----- Extracted data

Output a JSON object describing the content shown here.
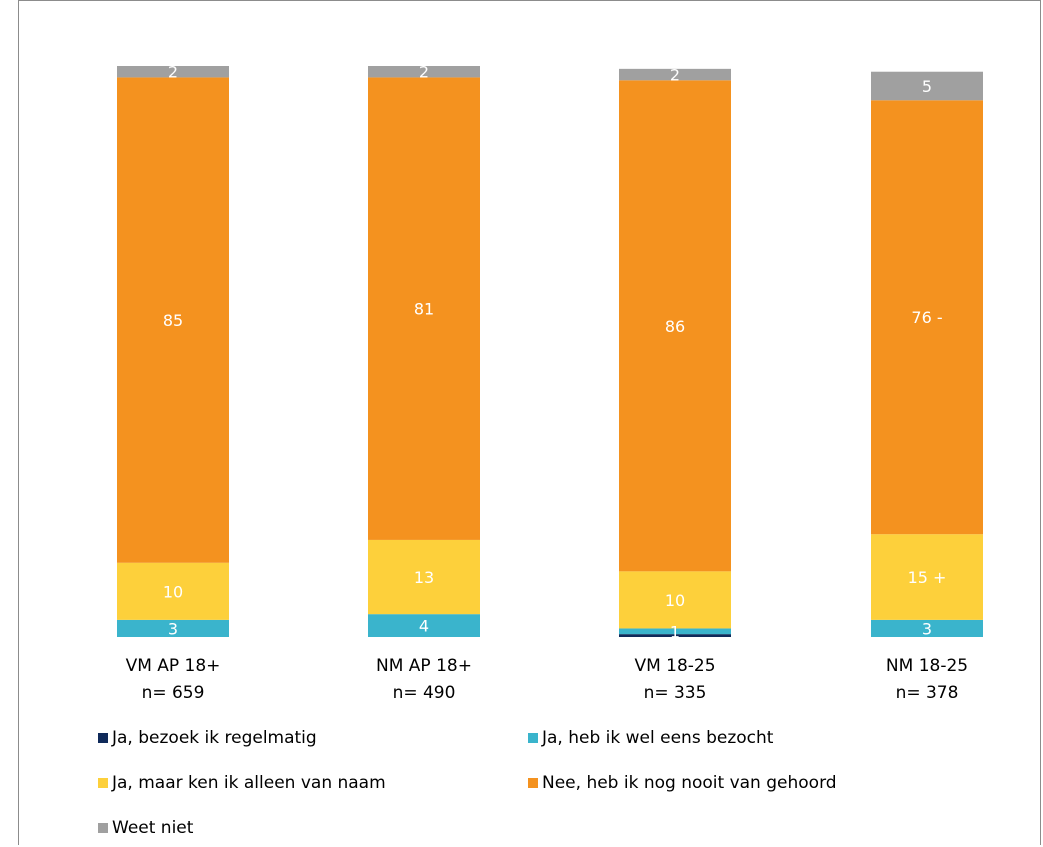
{
  "chart_data": {
    "type": "bar",
    "stacked": true,
    "percent": true,
    "categories": [
      "VM AP 18+",
      "NM AP 18+",
      "VM 18-25",
      "NM 18-25"
    ],
    "sample_sizes": [
      "n= 659",
      "n= 490",
      "n= 335",
      "n= 378"
    ],
    "series": [
      {
        "name": "Ja, bezoek ik regelmatig",
        "color": "#0f2a5a",
        "values": [
          0,
          0,
          0.5,
          0
        ],
        "labels": [
          "",
          "",
          "",
          ""
        ]
      },
      {
        "name": "Ja, heb ik wel eens bezocht",
        "color": "#3ab4cc",
        "values": [
          3,
          4,
          1,
          3
        ],
        "labels": [
          "3",
          "4",
          "1",
          "3"
        ]
      },
      {
        "name": "Ja, maar ken ik alleen van naam",
        "color": "#fdd03b",
        "values": [
          10,
          13,
          10,
          15
        ],
        "labels": [
          "10",
          "13",
          "10",
          "15 +"
        ]
      },
      {
        "name": "Nee, heb ik nog nooit van gehoord",
        "color": "#f4921f",
        "values": [
          85,
          81,
          86,
          76
        ],
        "labels": [
          "85",
          "81",
          "86",
          "76 -"
        ]
      },
      {
        "name": "Weet niet",
        "color": "#a0a0a0",
        "values": [
          2,
          2,
          2,
          5
        ],
        "labels": [
          "2",
          "2",
          "2",
          "5"
        ]
      }
    ],
    "legend_position": "bottom",
    "grid": false
  },
  "legend_order": [
    0,
    1,
    2,
    3,
    4
  ]
}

----------

Reproduce the full listing faithfully, but do not carry over any pictures.

> [Exercise solution]:
Output a JSON object describing the content shown here.
{
  "chart_data": {
    "type": "bar",
    "stacked": true,
    "percent": true,
    "categories": [
      "VM AP 18+",
      "NM AP 18+",
      "VM 18-25",
      "NM 18-25"
    ],
    "sample_sizes": [
      "n= 659",
      "n= 490",
      "n= 335",
      "n= 378"
    ],
    "series": [
      {
        "name": "Ja, bezoek ik regelmatig",
        "color": "#0f2a5a",
        "values": [
          0,
          0,
          0.5,
          0
        ],
        "labels": [
          "",
          "",
          "",
          ""
        ]
      },
      {
        "name": "Ja, heb ik wel eens bezocht",
        "color": "#3ab4cc",
        "values": [
          3,
          4,
          1,
          3
        ],
        "labels": [
          "3",
          "4",
          "1",
          "3"
        ]
      },
      {
        "name": "Ja, maar ken ik alleen van naam",
        "color": "#fdd03b",
        "values": [
          10,
          13,
          10,
          15
        ],
        "labels": [
          "10",
          "13",
          "10",
          "15 +"
        ]
      },
      {
        "name": "Nee, heb ik nog nooit van gehoord",
        "color": "#f4921f",
        "values": [
          85,
          81,
          86,
          76
        ],
        "labels": [
          "85",
          "81",
          "86",
          "76 -"
        ]
      },
      {
        "name": "Weet niet",
        "color": "#a0a0a0",
        "values": [
          2,
          2,
          2,
          5
        ],
        "labels": [
          "2",
          "2",
          "2",
          "5"
        ]
      }
    ],
    "legend_position": "bottom",
    "grid": false
  },
  "legend_order": [
    0,
    1,
    2,
    3,
    4
  ]
}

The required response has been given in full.